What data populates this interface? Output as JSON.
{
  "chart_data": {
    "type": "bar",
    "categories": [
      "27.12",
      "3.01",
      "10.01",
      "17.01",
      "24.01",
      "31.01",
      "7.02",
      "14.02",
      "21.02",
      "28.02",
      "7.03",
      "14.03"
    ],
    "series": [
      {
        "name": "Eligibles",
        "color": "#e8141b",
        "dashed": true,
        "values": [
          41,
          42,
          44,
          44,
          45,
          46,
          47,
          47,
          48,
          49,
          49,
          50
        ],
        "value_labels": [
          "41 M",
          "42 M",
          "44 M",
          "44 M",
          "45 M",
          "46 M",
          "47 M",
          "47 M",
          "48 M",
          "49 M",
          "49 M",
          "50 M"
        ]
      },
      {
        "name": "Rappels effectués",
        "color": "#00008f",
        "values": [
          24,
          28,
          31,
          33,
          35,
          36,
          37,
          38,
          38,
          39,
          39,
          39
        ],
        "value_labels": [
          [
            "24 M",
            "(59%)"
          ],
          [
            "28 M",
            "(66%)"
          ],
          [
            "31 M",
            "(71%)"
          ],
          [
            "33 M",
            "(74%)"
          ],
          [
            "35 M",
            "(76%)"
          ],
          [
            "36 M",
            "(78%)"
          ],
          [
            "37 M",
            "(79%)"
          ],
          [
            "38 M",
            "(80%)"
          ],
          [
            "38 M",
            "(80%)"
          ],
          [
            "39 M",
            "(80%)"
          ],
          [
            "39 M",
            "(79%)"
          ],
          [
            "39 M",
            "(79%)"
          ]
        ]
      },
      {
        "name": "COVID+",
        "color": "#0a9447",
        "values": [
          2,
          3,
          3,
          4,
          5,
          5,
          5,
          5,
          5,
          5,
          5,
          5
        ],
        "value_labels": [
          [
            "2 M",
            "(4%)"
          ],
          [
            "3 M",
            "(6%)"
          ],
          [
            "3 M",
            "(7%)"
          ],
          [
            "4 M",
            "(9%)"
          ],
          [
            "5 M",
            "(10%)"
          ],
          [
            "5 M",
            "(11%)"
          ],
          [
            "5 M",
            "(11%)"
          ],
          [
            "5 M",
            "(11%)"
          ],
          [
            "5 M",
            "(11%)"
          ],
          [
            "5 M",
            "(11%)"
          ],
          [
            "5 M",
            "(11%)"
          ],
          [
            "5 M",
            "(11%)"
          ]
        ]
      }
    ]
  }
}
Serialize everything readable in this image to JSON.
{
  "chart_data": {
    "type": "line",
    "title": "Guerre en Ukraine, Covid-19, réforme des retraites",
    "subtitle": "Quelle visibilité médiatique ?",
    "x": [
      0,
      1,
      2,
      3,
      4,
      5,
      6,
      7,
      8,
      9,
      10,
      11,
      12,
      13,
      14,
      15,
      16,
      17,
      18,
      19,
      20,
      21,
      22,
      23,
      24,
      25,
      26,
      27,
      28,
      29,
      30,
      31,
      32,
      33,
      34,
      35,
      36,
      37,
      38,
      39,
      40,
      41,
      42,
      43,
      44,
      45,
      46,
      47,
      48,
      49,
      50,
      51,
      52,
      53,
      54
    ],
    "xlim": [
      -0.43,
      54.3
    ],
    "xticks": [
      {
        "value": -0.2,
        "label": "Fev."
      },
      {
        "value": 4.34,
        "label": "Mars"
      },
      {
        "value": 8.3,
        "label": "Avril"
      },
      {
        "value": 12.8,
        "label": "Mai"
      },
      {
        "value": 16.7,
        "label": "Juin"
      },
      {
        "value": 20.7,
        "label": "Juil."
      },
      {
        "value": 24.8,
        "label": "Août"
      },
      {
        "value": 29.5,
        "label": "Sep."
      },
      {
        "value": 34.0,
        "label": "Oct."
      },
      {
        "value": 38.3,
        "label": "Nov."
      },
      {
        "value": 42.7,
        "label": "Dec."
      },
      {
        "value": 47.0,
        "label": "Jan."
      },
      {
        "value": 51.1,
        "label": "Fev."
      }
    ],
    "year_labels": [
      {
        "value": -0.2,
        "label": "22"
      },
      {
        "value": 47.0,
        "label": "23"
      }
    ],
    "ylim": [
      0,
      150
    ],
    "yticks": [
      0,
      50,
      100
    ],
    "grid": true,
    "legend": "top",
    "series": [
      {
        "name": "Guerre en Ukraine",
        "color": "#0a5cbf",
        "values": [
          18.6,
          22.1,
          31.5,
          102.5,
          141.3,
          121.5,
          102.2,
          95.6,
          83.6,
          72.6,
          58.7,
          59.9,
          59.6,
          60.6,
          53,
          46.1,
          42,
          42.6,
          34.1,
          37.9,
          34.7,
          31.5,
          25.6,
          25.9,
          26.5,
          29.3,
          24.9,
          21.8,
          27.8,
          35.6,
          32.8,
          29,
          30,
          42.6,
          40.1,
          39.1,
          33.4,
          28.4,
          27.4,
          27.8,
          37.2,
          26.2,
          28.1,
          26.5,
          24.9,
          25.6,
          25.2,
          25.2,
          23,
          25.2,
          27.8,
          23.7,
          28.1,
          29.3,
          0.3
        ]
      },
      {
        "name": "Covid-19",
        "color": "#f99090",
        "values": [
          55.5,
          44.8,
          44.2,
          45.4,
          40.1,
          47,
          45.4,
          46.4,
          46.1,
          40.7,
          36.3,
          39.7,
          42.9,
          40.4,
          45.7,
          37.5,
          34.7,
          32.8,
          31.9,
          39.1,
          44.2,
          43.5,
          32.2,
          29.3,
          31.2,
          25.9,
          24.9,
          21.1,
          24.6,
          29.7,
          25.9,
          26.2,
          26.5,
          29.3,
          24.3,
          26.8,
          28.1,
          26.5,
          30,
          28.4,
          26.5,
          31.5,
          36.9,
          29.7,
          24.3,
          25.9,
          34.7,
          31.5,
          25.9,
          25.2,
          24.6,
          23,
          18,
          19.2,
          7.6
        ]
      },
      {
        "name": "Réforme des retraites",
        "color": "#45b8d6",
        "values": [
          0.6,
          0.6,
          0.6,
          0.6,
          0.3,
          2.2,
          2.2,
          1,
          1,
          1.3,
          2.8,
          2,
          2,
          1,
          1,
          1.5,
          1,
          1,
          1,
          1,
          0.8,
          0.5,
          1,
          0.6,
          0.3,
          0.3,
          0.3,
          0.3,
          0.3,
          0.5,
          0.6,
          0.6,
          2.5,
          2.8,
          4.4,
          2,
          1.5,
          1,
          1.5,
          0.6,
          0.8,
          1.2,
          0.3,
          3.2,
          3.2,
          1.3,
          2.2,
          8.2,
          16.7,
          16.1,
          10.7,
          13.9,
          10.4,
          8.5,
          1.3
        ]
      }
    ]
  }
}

━━━━━━

Copy the data above in full, character for character.

EXPECTED ANSWER:
What data populates this interface? Output as JSON.
{
  "chart_data": {
    "type": "bar",
    "categories": [
      "27.12",
      "3.01",
      "10.01",
      "17.01",
      "24.01",
      "31.01",
      "7.02",
      "14.02",
      "21.02",
      "28.02",
      "7.03",
      "14.03"
    ],
    "series": [
      {
        "name": "Eligibles",
        "color": "#e8141b",
        "dashed": true,
        "values": [
          41,
          42,
          44,
          44,
          45,
          46,
          47,
          47,
          48,
          49,
          49,
          50
        ],
        "value_labels": [
          "41 M",
          "42 M",
          "44 M",
          "44 M",
          "45 M",
          "46 M",
          "47 M",
          "47 M",
          "48 M",
          "49 M",
          "49 M",
          "50 M"
        ]
      },
      {
        "name": "Rappels effectués",
        "color": "#00008f",
        "values": [
          24,
          28,
          31,
          33,
          35,
          36,
          37,
          38,
          38,
          39,
          39,
          39
        ],
        "value_labels": [
          [
            "24 M",
            "(59%)"
          ],
          [
            "28 M",
            "(66%)"
          ],
          [
            "31 M",
            "(71%)"
          ],
          [
            "33 M",
            "(74%)"
          ],
          [
            "35 M",
            "(76%)"
          ],
          [
            "36 M",
            "(78%)"
          ],
          [
            "37 M",
            "(79%)"
          ],
          [
            "38 M",
            "(80%)"
          ],
          [
            "38 M",
            "(80%)"
          ],
          [
            "39 M",
            "(80%)"
          ],
          [
            "39 M",
            "(79%)"
          ],
          [
            "39 M",
            "(79%)"
          ]
        ]
      },
      {
        "name": "COVID+",
        "color": "#0a9447",
        "values": [
          2,
          3,
          3,
          4,
          5,
          5,
          5,
          5,
          5,
          5,
          5,
          5
        ],
        "value_labels": [
          [
            "2 M",
            "(4%)"
          ],
          [
            "3 M",
            "(6%)"
          ],
          [
            "3 M",
            "(7%)"
          ],
          [
            "4 M",
            "(9%)"
          ],
          [
            "5 M",
            "(10%)"
          ],
          [
            "5 M",
            "(11%)"
          ],
          [
            "5 M",
            "(11%)"
          ],
          [
            "5 M",
            "(11%)"
          ],
          [
            "5 M",
            "(11%)"
          ],
          [
            "5 M",
            "(11%)"
          ],
          [
            "5 M",
            "(11%)"
          ],
          [
            "5 M",
            "(11%)"
          ]
        ]
      }
    ]
  }
}
Serialize everything readable in this image to JSON.
{
  "chart_data": {
    "type": "line",
    "title": "Guerre en Ukraine, Covid-19, réforme des retraites",
    "subtitle": "Quelle visibilité médiatique ?",
    "x": [
      0,
      1,
      2,
      3,
      4,
      5,
      6,
      7,
      8,
      9,
      10,
      11,
      12,
      13,
      14,
      15,
      16,
      17,
      18,
      19,
      20,
      21,
      22,
      23,
      24,
      25,
      26,
      27,
      28,
      29,
      30,
      31,
      32,
      33,
      34,
      35,
      36,
      37,
      38,
      39,
      40,
      41,
      42,
      43,
      44,
      45,
      46,
      47,
      48,
      49,
      50,
      51,
      52,
      53,
      54
    ],
    "xlim": [
      -0.43,
      54.3
    ],
    "xticks": [
      {
        "value": -0.2,
        "label": "Fev."
      },
      {
        "value": 4.34,
        "label": "Mars"
      },
      {
        "value": 8.3,
        "label": "Avril"
      },
      {
        "value": 12.8,
        "label": "Mai"
      },
      {
        "value": 16.7,
        "label": "Juin"
      },
      {
        "value": 20.7,
        "label": "Juil."
      },
      {
        "value": 24.8,
        "label": "Août"
      },
      {
        "value": 29.5,
        "label": "Sep."
      },
      {
        "value": 34.0,
        "label": "Oct."
      },
      {
        "value": 38.3,
        "label": "Nov."
      },
      {
        "value": 42.7,
        "label": "Dec."
      },
      {
        "value": 47.0,
        "label": "Jan."
      },
      {
        "value": 51.1,
        "label": "Fev."
      }
    ],
    "year_labels": [
      {
        "value": -0.2,
        "label": "22"
      },
      {
        "value": 47.0,
        "label": "23"
      }
    ],
    "ylim": [
      0,
      150
    ],
    "yticks": [
      0,
      50,
      100
    ],
    "grid": true,
    "legend": "top",
    "series": [
      {
        "name": "Guerre en Ukraine",
        "color": "#0a5cbf",
        "values": [
          18.6,
          22.1,
          31.5,
          102.5,
          141.3,
          121.5,
          102.2,
          95.6,
          83.6,
          72.6,
          58.7,
          59.9,
          59.6,
          60.6,
          53,
          46.1,
          42,
          42.6,
          34.1,
          37.9,
          34.7,
          31.5,
          25.6,
          25.9,
          26.5,
          29.3,
          24.9,
          21.8,
          27.8,
          35.6,
          32.8,
          29,
          30,
          42.6,
          40.1,
          39.1,
          33.4,
          28.4,
          27.4,
          27.8,
          37.2,
          26.2,
          28.1,
          26.5,
          24.9,
          25.6,
          25.2,
          25.2,
          23,
          25.2,
          27.8,
          23.7,
          28.1,
          29.3,
          0.3
        ]
      },
      {
        "name": "Covid-19",
        "color": "#f99090",
        "values": [
          55.5,
          44.8,
          44.2,
          45.4,
          40.1,
          47,
          45.4,
          46.4,
          46.1,
          40.7,
          36.3,
          39.7,
          42.9,
          40.4,
          45.7,
          37.5,
          34.7,
          32.8,
          31.9,
          39.1,
          44.2,
          43.5,
          32.2,
          29.3,
          31.2,
          25.9,
          24.9,
          21.1,
          24.6,
          29.7,
          25.9,
          26.2,
          26.5,
          29.3,
          24.3,
          26.8,
          28.1,
          26.5,
          30,
          28.4,
          26.5,
          31.5,
          36.9,
          29.7,
          24.3,
          25.9,
          34.7,
          31.5,
          25.9,
          25.2,
          24.6,
          23,
          18,
          19.2,
          7.6
        ]
      },
      {
        "name": "Réforme des retraites",
        "color": "#45b8d6",
        "values": [
          0.6,
          0.6,
          0.6,
          0.6,
          0.3,
          2.2,
          2.2,
          1,
          1,
          1.3,
          2.8,
          2,
          2,
          1,
          1,
          1.5,
          1,
          1,
          1,
          1,
          0.8,
          0.5,
          1,
          0.6,
          0.3,
          0.3,
          0.3,
          0.3,
          0.3,
          0.5,
          0.6,
          0.6,
          2.5,
          2.8,
          4.4,
          2,
          1.5,
          1,
          1.5,
          0.6,
          0.8,
          1.2,
          0.3,
          3.2,
          3.2,
          1.3,
          2.2,
          8.2,
          16.7,
          16.1,
          10.7,
          13.9,
          10.4,
          8.5,
          1.3
        ]
      }
    ]
  }
}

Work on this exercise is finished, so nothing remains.